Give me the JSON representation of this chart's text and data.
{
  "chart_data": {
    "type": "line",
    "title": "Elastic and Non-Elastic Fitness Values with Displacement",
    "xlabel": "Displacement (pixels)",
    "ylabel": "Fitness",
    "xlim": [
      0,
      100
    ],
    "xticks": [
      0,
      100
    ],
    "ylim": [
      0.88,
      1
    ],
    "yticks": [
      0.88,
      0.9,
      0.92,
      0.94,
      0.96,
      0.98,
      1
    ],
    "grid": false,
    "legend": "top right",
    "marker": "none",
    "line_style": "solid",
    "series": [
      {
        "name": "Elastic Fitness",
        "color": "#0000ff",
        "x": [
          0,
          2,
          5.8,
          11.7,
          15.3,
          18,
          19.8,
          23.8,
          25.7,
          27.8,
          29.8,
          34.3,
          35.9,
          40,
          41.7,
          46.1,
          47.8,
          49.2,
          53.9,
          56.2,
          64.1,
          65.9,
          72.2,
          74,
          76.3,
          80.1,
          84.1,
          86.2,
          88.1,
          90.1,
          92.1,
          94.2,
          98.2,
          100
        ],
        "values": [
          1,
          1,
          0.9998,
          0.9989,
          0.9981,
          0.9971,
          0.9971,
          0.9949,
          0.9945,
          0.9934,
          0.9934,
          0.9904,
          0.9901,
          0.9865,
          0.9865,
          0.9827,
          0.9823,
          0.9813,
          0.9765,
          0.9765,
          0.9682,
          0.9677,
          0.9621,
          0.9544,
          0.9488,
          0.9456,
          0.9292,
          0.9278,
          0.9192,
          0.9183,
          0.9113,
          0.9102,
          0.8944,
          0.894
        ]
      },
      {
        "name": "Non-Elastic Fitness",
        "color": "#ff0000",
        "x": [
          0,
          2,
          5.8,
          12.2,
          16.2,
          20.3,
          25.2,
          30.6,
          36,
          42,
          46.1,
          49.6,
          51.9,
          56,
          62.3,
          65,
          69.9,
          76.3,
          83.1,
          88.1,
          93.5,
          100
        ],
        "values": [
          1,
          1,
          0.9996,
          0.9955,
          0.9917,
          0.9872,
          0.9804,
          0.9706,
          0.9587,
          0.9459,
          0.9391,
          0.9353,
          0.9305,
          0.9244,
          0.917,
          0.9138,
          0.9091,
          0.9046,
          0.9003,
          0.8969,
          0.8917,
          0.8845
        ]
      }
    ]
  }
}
--
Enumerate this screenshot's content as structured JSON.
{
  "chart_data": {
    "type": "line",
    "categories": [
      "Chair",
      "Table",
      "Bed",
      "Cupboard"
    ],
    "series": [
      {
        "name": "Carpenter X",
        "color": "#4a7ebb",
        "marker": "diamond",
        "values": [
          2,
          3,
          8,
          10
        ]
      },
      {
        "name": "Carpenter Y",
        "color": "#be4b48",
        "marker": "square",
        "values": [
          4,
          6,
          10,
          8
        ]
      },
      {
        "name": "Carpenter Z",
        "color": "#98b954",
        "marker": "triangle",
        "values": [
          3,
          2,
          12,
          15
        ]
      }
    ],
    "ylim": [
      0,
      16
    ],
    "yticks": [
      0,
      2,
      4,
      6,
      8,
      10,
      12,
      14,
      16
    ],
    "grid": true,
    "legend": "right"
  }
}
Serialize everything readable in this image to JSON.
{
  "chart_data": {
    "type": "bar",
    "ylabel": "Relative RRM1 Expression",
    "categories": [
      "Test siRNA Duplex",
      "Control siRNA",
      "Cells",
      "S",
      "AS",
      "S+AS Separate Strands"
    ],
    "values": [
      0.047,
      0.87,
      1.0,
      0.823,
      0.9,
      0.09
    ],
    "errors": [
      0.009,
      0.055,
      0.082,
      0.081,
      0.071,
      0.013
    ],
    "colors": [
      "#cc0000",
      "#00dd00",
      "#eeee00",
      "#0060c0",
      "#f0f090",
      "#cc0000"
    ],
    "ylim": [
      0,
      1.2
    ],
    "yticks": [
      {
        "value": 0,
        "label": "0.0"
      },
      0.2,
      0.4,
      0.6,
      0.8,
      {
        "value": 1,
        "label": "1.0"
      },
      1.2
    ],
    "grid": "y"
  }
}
* * *
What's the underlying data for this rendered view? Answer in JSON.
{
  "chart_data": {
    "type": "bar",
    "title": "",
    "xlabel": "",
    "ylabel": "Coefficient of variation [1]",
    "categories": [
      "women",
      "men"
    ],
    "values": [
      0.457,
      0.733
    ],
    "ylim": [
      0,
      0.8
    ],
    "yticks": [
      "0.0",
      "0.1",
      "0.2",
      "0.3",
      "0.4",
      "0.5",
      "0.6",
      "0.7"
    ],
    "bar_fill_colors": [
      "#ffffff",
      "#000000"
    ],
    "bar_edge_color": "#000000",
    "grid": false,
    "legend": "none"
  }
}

*Problem to solve*
Lines that include the word "grid" are to be extracted from the data above.

*Result*
    "grid": false,
    "grid": true,
    "grid": "y"
    "grid": false,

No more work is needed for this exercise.